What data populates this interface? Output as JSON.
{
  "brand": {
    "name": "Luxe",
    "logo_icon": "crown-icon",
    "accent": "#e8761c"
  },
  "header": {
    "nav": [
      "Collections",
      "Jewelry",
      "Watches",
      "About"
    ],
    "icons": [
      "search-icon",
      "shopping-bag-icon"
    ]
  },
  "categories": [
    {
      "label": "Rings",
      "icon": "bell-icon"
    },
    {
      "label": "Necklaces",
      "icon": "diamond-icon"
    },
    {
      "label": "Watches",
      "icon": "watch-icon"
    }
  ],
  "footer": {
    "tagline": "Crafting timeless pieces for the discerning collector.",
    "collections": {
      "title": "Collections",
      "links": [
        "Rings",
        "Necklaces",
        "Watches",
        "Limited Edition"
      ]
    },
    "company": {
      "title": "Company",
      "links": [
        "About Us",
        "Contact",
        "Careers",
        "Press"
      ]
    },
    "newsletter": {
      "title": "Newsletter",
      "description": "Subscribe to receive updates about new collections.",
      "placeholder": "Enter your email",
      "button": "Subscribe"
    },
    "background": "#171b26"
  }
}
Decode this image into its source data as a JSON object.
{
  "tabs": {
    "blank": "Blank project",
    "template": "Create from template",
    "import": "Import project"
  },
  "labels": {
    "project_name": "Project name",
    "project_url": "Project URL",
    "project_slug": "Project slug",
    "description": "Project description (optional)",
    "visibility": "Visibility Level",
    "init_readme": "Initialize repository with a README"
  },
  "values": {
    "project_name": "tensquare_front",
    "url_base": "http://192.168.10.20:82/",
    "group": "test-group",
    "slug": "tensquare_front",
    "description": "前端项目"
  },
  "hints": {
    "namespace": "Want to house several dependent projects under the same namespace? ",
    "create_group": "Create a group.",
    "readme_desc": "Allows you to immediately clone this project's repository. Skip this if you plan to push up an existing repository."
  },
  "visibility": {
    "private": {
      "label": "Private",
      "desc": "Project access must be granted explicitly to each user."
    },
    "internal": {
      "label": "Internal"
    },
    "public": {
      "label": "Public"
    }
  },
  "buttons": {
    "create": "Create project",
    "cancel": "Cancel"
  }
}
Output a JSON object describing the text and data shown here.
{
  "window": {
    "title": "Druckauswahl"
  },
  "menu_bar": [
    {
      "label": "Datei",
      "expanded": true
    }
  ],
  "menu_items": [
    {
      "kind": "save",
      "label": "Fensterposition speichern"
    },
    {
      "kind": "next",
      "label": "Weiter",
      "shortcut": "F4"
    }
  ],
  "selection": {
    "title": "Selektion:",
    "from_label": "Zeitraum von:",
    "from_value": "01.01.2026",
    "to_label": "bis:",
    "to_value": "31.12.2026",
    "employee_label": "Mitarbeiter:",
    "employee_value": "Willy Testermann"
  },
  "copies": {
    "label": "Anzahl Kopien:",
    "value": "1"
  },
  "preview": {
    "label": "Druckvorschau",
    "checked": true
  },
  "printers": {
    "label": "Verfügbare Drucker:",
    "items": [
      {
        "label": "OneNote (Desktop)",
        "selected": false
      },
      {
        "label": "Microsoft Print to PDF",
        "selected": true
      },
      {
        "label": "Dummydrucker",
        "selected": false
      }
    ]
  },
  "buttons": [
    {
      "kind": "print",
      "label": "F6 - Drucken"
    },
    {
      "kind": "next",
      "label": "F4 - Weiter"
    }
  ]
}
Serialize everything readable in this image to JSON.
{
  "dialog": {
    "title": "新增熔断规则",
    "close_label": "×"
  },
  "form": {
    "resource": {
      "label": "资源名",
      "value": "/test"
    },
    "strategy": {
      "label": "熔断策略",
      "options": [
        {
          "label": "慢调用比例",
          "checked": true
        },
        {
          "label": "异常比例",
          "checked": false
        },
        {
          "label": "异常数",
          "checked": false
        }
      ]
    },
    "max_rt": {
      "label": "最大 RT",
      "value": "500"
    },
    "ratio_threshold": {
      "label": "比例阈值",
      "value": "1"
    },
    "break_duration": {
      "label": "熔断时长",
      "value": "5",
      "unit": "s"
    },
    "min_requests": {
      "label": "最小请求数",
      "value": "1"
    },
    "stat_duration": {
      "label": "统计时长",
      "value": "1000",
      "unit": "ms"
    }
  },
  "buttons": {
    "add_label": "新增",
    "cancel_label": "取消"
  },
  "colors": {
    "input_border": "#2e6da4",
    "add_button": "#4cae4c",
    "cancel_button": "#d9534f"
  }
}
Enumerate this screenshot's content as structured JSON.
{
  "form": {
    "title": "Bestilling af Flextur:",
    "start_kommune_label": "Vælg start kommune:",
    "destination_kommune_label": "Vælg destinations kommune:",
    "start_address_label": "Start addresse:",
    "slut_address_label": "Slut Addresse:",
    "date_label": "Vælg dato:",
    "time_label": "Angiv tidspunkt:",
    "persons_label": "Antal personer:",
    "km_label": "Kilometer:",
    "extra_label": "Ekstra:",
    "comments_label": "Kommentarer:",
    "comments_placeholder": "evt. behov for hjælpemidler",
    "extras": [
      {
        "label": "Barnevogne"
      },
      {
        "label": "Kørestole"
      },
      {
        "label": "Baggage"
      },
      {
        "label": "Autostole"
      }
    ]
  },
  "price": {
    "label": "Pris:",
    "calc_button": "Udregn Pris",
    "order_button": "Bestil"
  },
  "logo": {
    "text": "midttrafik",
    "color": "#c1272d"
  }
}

::::::

• EXERCISE INSTRUCTIONS
Every entry must be output again, exactly as written above.

• THE RESULT
What data populates this interface? Output as JSON.
{
  "brand": {
    "name": "Luxe",
    "logo_icon": "crown-icon",
    "accent": "#e8761c"
  },
  "header": {
    "nav": [
      "Collections",
      "Jewelry",
      "Watches",
      "About"
    ],
    "icons": [
      "search-icon",
      "shopping-bag-icon"
    ]
  },
  "categories": [
    {
      "label": "Rings",
      "icon": "bell-icon"
    },
    {
      "label": "Necklaces",
      "icon": "diamond-icon"
    },
    {
      "label": "Watches",
      "icon": "watch-icon"
    }
  ],
  "footer": {
    "tagline": "Crafting timeless pieces for the discerning collector.",
    "collections": {
      "title": "Collections",
      "links": [
        "Rings",
        "Necklaces",
        "Watches",
        "Limited Edition"
      ]
    },
    "company": {
      "title": "Company",
      "links": [
        "About Us",
        "Contact",
        "Careers",
        "Press"
      ]
    },
    "newsletter": {
      "title": "Newsletter",
      "description": "Subscribe to receive updates about new collections.",
      "placeholder": "Enter your email",
      "button": "Subscribe"
    },
    "background": "#171b26"
  }
}
Decode this image into its source data as a JSON object.
{
  "tabs": {
    "blank": "Blank project",
    "template": "Create from template",
    "import": "Import project"
  },
  "labels": {
    "project_name": "Project name",
    "project_url": "Project URL",
    "project_slug": "Project slug",
    "description": "Project description (optional)",
    "visibility": "Visibility Level",
    "init_readme": "Initialize repository with a README"
  },
  "values": {
    "project_name": "tensquare_front",
    "url_base": "http://192.168.10.20:82/",
    "group": "test-group",
    "slug": "tensquare_front",
    "description": "前端项目"
  },
  "hints": {
    "namespace": "Want to house several dependent projects under the same namespace? ",
    "create_group": "Create a group.",
    "readme_desc": "Allows you to immediately clone this project's repository. Skip this if you plan to push up an existing repository."
  },
  "visibility": {
    "private": {
      "label": "Private",
      "desc": "Project access must be granted explicitly to each user."
    },
    "internal": {
      "label": "Internal"
    },
    "public": {
      "label": "Public"
    }
  },
  "buttons": {
    "create": "Create project",
    "cancel": "Cancel"
  }
}
Output a JSON object describing the text and data shown here.
{
  "window": {
    "title": "Druckauswahl"
  },
  "menu_bar": [
    {
      "label": "Datei",
      "expanded": true
    }
  ],
  "menu_items": [
    {
      "kind": "save",
      "label": "Fensterposition speichern"
    },
    {
      "kind": "next",
      "label": "Weiter",
      "shortcut": "F4"
    }
  ],
  "selection": {
    "title": "Selektion:",
    "from_label": "Zeitraum von:",
    "from_value": "01.01.2026",
    "to_label": "bis:",
    "to_value": "31.12.2026",
    "employee_label": "Mitarbeiter:",
    "employee_value": "Willy Testermann"
  },
  "copies": {
    "label": "Anzahl Kopien:",
    "value": "1"
  },
  "preview": {
    "label": "Druckvorschau",
    "checked": true
  },
  "printers": {
    "label": "Verfügbare Drucker:",
    "items": [
      {
        "label": "OneNote (Desktop)",
        "selected": false
      },
      {
        "label": "Microsoft Print to PDF",
        "selected": true
      },
      {
        "label": "Dummydrucker",
        "selected": false
      }
    ]
  },
  "buttons": [
    {
      "kind": "print",
      "label": "F6 - Drucken"
    },
    {
      "kind": "next",
      "label": "F4 - Weiter"
    }
  ]
}
Serialize everything readable in this image to JSON.
{
  "dialog": {
    "title": "新增熔断规则",
    "close_label": "×"
  },
  "form": {
    "resource": {
      "label": "资源名",
      "value": "/test"
    },
    "strategy": {
      "label": "熔断策略",
      "options": [
        {
          "label": "慢调用比例",
          "checked": true
        },
        {
          "label": "异常比例",
          "checked": false
        },
        {
          "label": "异常数",
          "checked": false
        }
      ]
    },
    "max_rt": {
      "label": "最大 RT",
      "value": "500"
    },
    "ratio_threshold": {
      "label": "比例阈值",
      "value": "1"
    },
    "break_duration": {
      "label": "熔断时长",
      "value": "5",
      "unit": "s"
    },
    "min_requests": {
      "label": "最小请求数",
      "value": "1"
    },
    "stat_duration": {
      "label": "统计时长",
      "value": "1000",
      "unit": "ms"
    }
  },
  "buttons": {
    "add_label": "新增",
    "cancel_label": "取消"
  },
  "colors": {
    "input_border": "#2e6da4",
    "add_button": "#4cae4c",
    "cancel_button": "#d9534f"
  }
}
Enumerate this screenshot's content as structured JSON.
{
  "form": {
    "title": "Bestilling af Flextur:",
    "start_kommune_label": "Vælg start kommune:",
    "destination_kommune_label": "Vælg destinations kommune:",
    "start_address_label": "Start addresse:",
    "slut_address_label": "Slut Addresse:",
    "date_label": "Vælg dato:",
    "time_label": "Angiv tidspunkt:",
    "persons_label": "Antal personer:",
    "km_label": "Kilometer:",
    "extra_label": "Ekstra:",
    "comments_label": "Kommentarer:",
    "comments_placeholder": "evt. behov for hjælpemidler",
    "extras": [
      {
        "label": "Barnevogne"
      },
      {
        "label": "Kørestole"
      },
      {
        "label": "Baggage"
      },
      {
        "label": "Autostole"
      }
    ]
  },
  "price": {
    "label": "Pris:",
    "calc_button": "Udregn Pris",
    "order_button": "Bestil"
  },
  "logo": {
    "text": "midttrafik",
    "color": "#c1272d"
  }
}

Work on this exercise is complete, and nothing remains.